Data excerpts:
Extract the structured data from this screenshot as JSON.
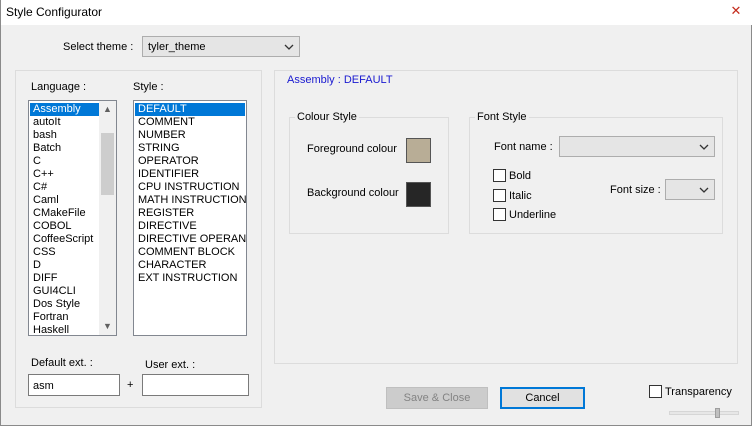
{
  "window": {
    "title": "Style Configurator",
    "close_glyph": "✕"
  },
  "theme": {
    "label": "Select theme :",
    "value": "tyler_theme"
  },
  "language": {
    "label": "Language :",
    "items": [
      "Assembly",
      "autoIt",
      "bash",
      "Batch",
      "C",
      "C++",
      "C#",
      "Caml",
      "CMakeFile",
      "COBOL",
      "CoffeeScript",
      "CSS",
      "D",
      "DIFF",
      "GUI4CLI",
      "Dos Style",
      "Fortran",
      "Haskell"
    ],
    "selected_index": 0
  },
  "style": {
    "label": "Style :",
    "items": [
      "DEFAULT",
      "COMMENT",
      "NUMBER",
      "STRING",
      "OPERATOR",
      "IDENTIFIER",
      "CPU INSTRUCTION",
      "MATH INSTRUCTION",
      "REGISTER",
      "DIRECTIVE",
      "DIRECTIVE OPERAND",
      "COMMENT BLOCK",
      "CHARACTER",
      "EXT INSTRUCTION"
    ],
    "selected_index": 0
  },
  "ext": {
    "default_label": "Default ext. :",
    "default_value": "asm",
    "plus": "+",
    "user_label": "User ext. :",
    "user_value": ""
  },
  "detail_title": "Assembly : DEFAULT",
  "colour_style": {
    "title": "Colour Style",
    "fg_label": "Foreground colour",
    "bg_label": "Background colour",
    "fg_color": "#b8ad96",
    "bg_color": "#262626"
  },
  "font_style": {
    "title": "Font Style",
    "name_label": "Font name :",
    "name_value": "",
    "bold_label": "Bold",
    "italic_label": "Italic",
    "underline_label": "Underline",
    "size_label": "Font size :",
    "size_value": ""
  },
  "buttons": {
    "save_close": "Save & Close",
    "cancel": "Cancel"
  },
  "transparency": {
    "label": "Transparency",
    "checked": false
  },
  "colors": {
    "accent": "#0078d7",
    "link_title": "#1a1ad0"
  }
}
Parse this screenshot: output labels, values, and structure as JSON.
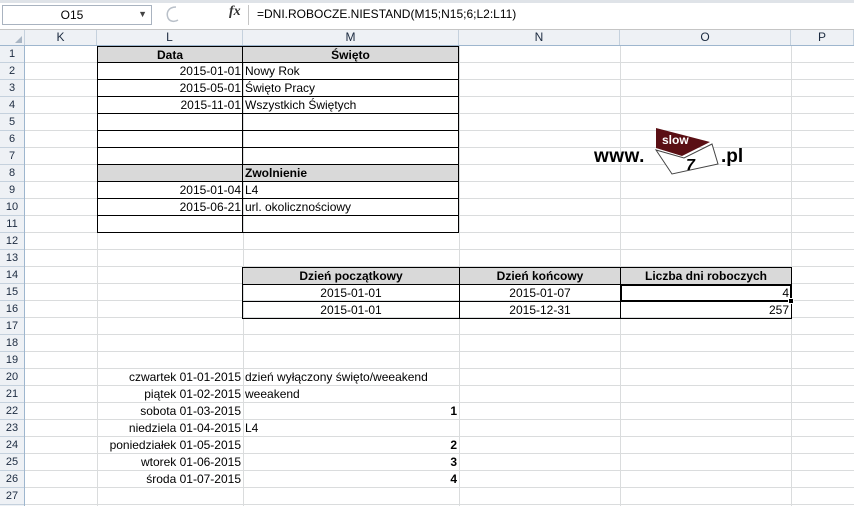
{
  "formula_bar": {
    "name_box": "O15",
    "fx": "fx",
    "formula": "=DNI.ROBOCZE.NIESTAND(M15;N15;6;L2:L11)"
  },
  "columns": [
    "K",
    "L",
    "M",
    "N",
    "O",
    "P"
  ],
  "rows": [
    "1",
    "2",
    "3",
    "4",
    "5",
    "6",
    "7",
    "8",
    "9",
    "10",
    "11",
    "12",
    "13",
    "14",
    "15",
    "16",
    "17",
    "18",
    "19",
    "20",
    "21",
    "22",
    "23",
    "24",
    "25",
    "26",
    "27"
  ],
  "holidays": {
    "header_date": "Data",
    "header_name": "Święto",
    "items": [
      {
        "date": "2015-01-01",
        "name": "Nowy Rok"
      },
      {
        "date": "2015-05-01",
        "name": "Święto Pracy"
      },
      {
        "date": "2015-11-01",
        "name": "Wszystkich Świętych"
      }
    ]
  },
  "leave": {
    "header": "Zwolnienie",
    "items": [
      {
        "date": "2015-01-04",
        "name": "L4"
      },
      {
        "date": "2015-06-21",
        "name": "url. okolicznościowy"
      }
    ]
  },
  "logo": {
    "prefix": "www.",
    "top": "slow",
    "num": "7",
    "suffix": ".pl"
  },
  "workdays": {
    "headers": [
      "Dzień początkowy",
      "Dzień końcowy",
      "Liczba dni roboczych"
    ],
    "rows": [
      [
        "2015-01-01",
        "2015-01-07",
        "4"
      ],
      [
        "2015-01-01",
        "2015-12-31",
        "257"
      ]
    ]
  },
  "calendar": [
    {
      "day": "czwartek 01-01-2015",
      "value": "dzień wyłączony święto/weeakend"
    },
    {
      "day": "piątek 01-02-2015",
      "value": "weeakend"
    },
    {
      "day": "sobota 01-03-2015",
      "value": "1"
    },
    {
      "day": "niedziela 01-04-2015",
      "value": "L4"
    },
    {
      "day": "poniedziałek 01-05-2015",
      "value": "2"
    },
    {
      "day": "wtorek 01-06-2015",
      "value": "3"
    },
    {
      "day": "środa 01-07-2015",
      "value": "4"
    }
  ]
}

- Task instructions
Respond with nothing but the number of lines in the entries that contain the string "this".

- Completed task
2